§ **WHAT THE EXERCISE ASKS**: Using the listing below, extract each line that has the word "text" in it.

-- Start of DATA TO USE --

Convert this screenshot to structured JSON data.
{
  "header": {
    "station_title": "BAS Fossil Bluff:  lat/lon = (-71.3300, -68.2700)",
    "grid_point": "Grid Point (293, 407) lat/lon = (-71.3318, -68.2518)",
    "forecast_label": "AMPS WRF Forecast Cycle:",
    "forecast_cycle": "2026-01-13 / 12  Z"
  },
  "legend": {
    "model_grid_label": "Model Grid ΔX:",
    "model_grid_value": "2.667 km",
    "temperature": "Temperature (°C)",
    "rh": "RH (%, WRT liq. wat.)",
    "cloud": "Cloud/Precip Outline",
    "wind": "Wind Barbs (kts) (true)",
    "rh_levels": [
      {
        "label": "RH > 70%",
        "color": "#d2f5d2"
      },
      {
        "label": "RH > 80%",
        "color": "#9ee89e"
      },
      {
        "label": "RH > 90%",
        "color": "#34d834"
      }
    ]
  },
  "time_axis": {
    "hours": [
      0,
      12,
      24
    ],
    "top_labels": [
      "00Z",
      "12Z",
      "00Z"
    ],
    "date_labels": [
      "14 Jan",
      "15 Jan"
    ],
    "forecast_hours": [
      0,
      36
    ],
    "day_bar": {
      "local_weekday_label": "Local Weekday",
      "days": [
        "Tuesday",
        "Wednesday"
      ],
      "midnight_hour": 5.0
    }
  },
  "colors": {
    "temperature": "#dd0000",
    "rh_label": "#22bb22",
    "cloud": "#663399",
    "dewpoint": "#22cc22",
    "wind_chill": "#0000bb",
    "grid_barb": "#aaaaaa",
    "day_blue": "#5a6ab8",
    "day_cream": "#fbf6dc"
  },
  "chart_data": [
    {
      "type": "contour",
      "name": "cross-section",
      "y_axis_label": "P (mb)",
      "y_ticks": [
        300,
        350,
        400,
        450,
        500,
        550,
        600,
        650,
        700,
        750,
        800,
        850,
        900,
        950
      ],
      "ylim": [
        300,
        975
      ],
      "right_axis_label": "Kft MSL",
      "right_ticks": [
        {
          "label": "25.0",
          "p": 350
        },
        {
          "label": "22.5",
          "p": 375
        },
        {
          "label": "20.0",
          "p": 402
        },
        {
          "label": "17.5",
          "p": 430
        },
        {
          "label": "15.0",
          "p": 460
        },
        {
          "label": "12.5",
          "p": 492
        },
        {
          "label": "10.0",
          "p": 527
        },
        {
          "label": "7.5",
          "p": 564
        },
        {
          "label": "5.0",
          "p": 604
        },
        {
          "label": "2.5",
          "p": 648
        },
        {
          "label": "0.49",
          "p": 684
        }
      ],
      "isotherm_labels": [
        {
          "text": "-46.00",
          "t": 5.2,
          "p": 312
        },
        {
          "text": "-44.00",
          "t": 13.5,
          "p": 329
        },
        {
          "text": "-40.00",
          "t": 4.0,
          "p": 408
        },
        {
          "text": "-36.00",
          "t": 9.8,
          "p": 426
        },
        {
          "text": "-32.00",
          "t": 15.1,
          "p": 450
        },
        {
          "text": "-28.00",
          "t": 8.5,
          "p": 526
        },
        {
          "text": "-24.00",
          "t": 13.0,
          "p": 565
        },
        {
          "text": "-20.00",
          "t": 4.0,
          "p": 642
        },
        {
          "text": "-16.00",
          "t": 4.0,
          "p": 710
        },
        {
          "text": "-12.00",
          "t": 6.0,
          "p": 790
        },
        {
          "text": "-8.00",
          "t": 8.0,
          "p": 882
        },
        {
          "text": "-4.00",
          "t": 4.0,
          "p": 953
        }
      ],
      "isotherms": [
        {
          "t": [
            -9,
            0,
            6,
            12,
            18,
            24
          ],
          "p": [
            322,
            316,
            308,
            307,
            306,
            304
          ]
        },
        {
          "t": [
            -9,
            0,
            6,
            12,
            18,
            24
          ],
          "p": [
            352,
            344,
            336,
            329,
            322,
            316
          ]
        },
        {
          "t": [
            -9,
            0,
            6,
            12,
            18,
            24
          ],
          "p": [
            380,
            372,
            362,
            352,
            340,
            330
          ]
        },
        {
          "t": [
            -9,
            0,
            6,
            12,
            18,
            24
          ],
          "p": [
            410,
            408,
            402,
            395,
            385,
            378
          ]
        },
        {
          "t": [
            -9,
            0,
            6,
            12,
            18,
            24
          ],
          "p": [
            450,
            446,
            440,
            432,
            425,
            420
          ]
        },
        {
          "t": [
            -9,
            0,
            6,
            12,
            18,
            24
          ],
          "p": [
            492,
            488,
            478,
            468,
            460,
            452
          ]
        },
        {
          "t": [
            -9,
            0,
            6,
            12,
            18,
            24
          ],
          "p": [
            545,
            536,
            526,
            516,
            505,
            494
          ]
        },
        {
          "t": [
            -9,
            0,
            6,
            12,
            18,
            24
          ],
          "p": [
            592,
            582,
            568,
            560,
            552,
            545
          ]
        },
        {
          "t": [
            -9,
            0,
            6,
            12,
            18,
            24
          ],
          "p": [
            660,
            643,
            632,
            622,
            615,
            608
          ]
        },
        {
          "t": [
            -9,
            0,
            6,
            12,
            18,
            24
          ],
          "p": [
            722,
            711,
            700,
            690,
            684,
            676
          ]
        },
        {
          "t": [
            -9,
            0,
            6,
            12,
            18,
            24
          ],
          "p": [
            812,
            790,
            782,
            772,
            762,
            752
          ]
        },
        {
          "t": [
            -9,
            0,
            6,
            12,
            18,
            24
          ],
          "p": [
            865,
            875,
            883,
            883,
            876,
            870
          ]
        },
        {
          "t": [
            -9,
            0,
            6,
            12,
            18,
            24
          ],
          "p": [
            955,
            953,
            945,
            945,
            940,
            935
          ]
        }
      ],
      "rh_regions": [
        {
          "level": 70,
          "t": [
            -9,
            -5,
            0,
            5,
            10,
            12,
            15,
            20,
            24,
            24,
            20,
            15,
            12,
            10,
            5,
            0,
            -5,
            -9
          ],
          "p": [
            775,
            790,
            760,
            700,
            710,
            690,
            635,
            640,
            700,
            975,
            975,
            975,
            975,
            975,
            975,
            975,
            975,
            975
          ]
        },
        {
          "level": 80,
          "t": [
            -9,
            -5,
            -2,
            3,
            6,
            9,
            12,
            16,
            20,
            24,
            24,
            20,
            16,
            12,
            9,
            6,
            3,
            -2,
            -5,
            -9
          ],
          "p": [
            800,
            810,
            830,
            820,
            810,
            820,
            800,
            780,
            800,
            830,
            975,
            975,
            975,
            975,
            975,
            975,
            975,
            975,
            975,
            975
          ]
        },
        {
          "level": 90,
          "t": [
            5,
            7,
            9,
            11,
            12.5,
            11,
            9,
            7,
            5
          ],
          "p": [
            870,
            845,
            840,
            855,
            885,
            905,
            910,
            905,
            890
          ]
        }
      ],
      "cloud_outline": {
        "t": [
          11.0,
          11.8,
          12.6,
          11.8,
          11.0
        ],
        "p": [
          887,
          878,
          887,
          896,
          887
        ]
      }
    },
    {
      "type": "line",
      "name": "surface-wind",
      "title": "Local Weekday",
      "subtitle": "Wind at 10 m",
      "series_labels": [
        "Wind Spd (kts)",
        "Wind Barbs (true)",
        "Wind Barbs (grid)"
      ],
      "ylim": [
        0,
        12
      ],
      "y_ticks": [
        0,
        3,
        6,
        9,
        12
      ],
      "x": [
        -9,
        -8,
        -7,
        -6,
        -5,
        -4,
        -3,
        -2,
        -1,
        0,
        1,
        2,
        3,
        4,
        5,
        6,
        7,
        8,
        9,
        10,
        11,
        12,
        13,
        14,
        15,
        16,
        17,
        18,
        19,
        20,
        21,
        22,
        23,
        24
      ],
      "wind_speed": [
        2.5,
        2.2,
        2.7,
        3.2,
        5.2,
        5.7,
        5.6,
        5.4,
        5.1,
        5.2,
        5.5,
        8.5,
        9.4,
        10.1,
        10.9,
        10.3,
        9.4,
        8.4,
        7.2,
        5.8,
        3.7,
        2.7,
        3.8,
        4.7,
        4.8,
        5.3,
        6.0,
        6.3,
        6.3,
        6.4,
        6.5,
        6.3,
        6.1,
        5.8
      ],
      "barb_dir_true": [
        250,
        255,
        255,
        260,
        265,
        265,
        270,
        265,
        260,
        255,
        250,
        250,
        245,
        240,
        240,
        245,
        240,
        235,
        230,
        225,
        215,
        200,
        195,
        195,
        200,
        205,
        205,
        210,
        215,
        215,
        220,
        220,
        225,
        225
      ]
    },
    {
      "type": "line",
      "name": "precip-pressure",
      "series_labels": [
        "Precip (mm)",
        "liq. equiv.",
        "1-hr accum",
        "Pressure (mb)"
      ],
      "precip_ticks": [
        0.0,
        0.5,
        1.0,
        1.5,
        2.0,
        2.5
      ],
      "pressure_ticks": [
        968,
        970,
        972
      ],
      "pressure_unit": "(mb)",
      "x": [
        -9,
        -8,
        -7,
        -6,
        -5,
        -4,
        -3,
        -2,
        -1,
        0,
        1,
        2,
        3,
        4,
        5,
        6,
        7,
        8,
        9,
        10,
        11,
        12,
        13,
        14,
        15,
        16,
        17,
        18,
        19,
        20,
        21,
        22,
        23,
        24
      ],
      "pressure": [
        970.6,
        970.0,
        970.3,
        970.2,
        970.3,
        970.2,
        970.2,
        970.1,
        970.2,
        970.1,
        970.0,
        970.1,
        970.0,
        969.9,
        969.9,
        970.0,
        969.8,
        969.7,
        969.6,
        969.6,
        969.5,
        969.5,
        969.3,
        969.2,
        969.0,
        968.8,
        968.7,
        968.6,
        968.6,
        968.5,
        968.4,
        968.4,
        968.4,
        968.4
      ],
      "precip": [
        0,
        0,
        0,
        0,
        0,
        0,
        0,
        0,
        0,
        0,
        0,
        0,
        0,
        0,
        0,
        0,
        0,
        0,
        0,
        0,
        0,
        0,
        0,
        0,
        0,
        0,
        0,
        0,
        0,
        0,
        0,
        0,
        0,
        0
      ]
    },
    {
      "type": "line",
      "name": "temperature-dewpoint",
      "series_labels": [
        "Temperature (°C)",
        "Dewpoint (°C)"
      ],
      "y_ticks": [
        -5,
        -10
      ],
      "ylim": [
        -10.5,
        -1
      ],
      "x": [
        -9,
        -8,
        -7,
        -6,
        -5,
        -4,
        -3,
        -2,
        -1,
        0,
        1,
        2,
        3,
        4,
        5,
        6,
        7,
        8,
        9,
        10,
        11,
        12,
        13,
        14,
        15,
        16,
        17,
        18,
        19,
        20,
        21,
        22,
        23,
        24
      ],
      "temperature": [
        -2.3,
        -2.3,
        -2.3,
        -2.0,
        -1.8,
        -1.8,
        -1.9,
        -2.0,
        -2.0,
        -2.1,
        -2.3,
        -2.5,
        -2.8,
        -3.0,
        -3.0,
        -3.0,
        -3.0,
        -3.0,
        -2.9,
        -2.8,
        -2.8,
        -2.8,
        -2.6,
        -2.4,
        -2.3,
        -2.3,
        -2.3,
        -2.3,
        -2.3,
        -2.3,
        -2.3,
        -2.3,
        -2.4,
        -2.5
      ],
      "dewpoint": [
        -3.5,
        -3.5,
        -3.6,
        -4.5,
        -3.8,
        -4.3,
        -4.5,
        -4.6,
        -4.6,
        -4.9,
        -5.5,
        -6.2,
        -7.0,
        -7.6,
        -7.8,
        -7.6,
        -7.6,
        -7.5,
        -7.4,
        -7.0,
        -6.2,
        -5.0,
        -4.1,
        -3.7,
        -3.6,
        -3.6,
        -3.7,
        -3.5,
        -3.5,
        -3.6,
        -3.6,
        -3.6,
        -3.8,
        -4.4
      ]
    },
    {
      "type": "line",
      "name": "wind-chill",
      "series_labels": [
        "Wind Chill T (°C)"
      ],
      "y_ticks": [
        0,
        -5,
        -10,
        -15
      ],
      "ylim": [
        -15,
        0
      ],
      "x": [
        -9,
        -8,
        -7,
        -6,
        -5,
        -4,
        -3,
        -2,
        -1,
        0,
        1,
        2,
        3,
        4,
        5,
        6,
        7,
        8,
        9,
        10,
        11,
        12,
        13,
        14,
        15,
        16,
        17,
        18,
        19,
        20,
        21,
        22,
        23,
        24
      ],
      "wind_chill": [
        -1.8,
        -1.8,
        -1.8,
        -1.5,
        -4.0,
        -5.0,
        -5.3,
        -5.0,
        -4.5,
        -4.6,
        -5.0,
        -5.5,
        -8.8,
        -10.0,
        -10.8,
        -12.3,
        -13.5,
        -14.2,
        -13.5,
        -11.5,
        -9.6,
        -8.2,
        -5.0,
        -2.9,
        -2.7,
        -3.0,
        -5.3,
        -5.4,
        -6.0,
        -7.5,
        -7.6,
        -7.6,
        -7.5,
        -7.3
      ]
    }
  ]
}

-- End of DATA TO USE --

§ **SOLUTION TO THE EXERCISE**:
          "text": "-46.00",
          "text": "-44.00",
          "text": "-40.00",
          "text": "-36.00",
          "text": "-32.00",
          "text": "-28.00",
          "text": "-24.00",
          "text": "-20.00",
          "text": "-16.00",
          "text": "-12.00",
          "text": "-8.00",
          "text": "-4.00",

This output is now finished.